### ENTRIES
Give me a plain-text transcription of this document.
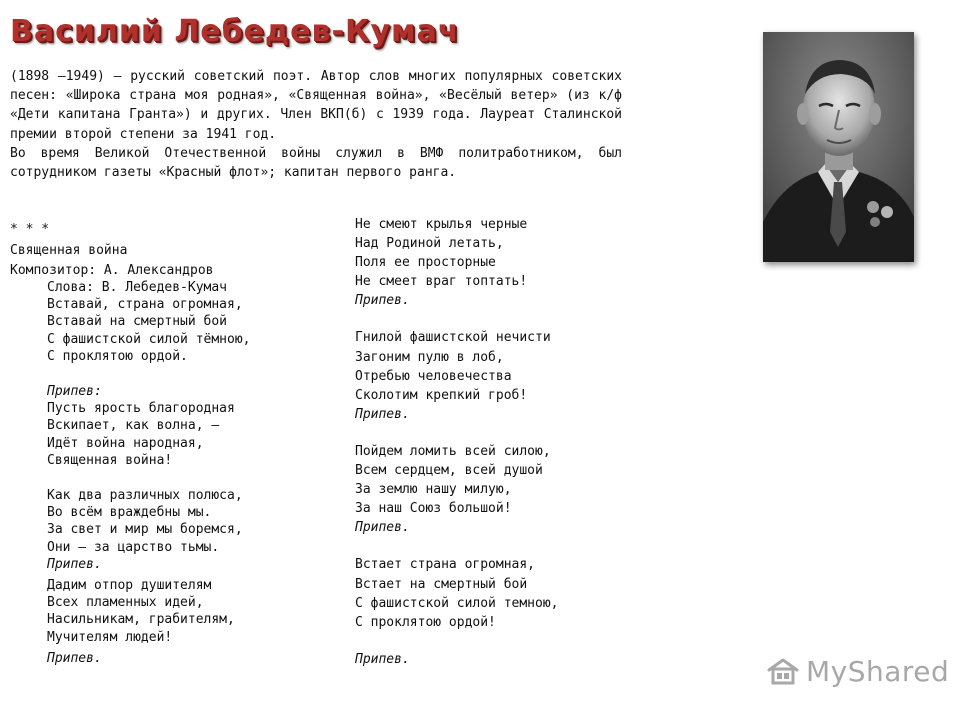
Василий Лебедев-Кумач

(1898 —1949) — русский советский поэт. Автор слов многих популярных советских песен: «Широка страна моя родная», «Священная война», «Весёлый ветер» (из к/ф «Дети капитана Гранта») и других. Член ВКП(б) с 1939 года. Лауреат Сталинской премии второй степени за 1941 год.

Во время Великой Отечественной войны служил в ВМФ политработником, был сотрудником газеты «Красный флот»; капитан первого ранга.

* * *
Священная война
Композитор: А. Александров
Слова: В. Лебедев-Кумач
Вставай, страна огромная,
Вставай на смертный бой
С фашистской силой тёмною,
С проклятою ордой.
Припев:
Пусть ярость благородная
Вскипает, как волна, —
Идёт война народная,
Священная война!
Как два различных полюса,
Во всём враждебны мы.
За свет и мир мы боремся,
Они — за царство тьмы.
Припев.
Дадим отпор душителям
Всех пламенных идей,
Насильникам, грабителям,
Мучителям людей!
Припев.
Не смеют крылья черные
Над Родиной летать,
Поля ее просторные
Не смеет враг топтать!
Припев.
Гнилой фашистской нечисти
Загоним пулю в лоб,
Отребью человечества
Сколотим крепкий гроб!
Припев.
Пойдем ломить всей силою,
Всем сердцем, всей душой
За землю нашу милую,
За наш Союз большой!
Припев.
Встает страна огромная,
Встает на смертный бой
С фашистской силой темною,
С проклятою ордой!
Припев.	MyShared
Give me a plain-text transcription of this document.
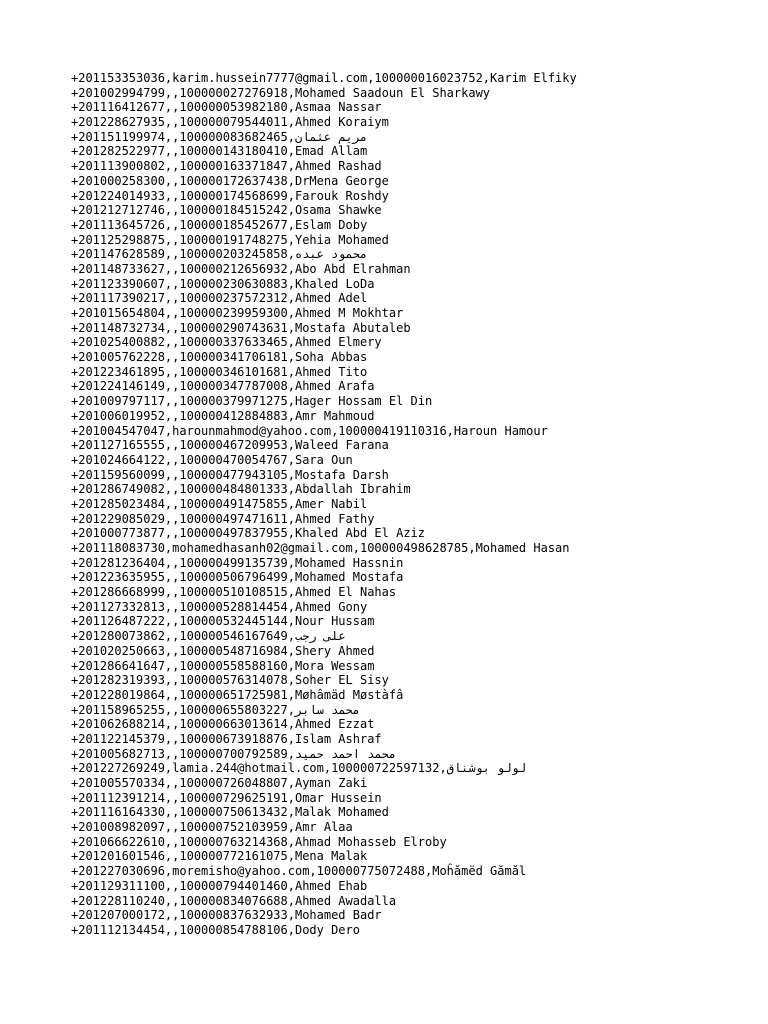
+201153353036,karim.hussein7777@gmail.com,100000016023752,Karim Elfiky
+201002994799,,100000027276918,Mohamed Saadoun El Sharkawy
+201116412677,,100000053982180,Asmaa Nassar
+201228627935,,100000079544011,Ahmed Koraiym
+201151199974,,100000083682465,مريم عثمان
+201282522977,,100000143180410,Emad Allam
+201113900802,,100000163371847,Ahmed Rashad
+201000258300,,100000172637438,DrMena George
+201224014933,,100000174568699,Farouk Roshdy
+201212712746,,100000184515242,Osama Shawke
+201113645726,,100000185452677,Eslam Doby
+201125298875,,100000191748275,Yehia Mohamed
+201147628589,,100000203245858,محمود عبده
+201148733627,,100000212656932,Abo Abd Elrahman
+201123390607,,100000230630883,Khaled LoDa
+201117390217,,100000237572312,Ahmed Adel
+201015654804,,100000239959300,Ahmed M Mokhtar
+201148732734,,100000290743631,Mostafa Abutaleb
+201025400882,,100000337633465,Ahmed Elmery
+201005762228,,100000341706181,Soha Abbas
+201223461895,,100000346101681,Ahmed Tito
+201224146149,,100000347787008,Ahmed Arafa
+201009797117,,100000379971275,Hager Hossam El Din
+201006019952,,100000412884883,Amr Mahmoud
+201004547047,harounmahmod@yahoo.com,100000419110316,Haroun Hamour
+201127165555,,100000467209953,Waleed Farana
+201024664122,,100000470054767,Sara Oun
+201159560099,,100000477943105,Mostafa Darsh
+201286749082,,100000484801333,Abdallah Ibrahim
+201285023484,,100000491475855,Amer Nabil
+201229085029,,100000497471611,Ahmed Fathy
+201000773877,,100000497837955,Khaled Abd El Aziz
+201118083730,mohamedhasanh02@gmail.com,100000498628785,Mohamed Hasan
+201281236404,,100000499135739,Mohamed Hassnin
+201223635955,,100000506796499,Mohamed Mostafa
+201286668999,,100000510108515,Ahmed El Nahas
+201127332813,,100000528814454,Ahmed Gony
+201126487222,,100000532445144,Nour Hussam
+201280073862,,100000546167649,على رجب
+201020250663,,100000548716984,Shery Ahmed
+201286641647,,100000558588160,Mora Wessam
+201282319393,,100000576314078,Soher EL Sisy
+201228019864,,100000651725981,Møhâmäd Møstàfâ
+201158965255,,100000655803227,محمد سابر
+201062688214,,100000663013614,Ahmed Ezzat
+201122145379,,100000673918876,Islam Ashraf
+201005682713,,100000700792589,محمد احمد حميد
+201227269249,lamia.244@hotmail.com,100000722597132,لولو بوشناق
+201005570334,,100000726048807,Ayman Zaki
+201112391214,,100000729625191,Omar Hussein
+201116164330,,100000750613432,Malak Mohamed
+201008982097,,100000752103959,Amr Alaa
+201066622610,,100000763214368,Ahmad Mohasseb Elroby
+201201601546,,100000772161075,Mena Malak
+201227030696,moremisho@yahoo.com,100000775072488,Moĥămëd Gămăl
+201129311100,,100000794401460,Ahmed Ehab
+201228110240,,100000834076688,Ahmed Awadalla
+201207000172,,100000837632933,Mohamed Badr
+201112134454,,100000854788106,Dody Dero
######
§ **WHAT THE TASK REQUIRES**
Check each line of the records above for the string "Встает", and report every line that has it.

§ **TASK ANSWER**
Встает страна огромная,
Встает на смертный бой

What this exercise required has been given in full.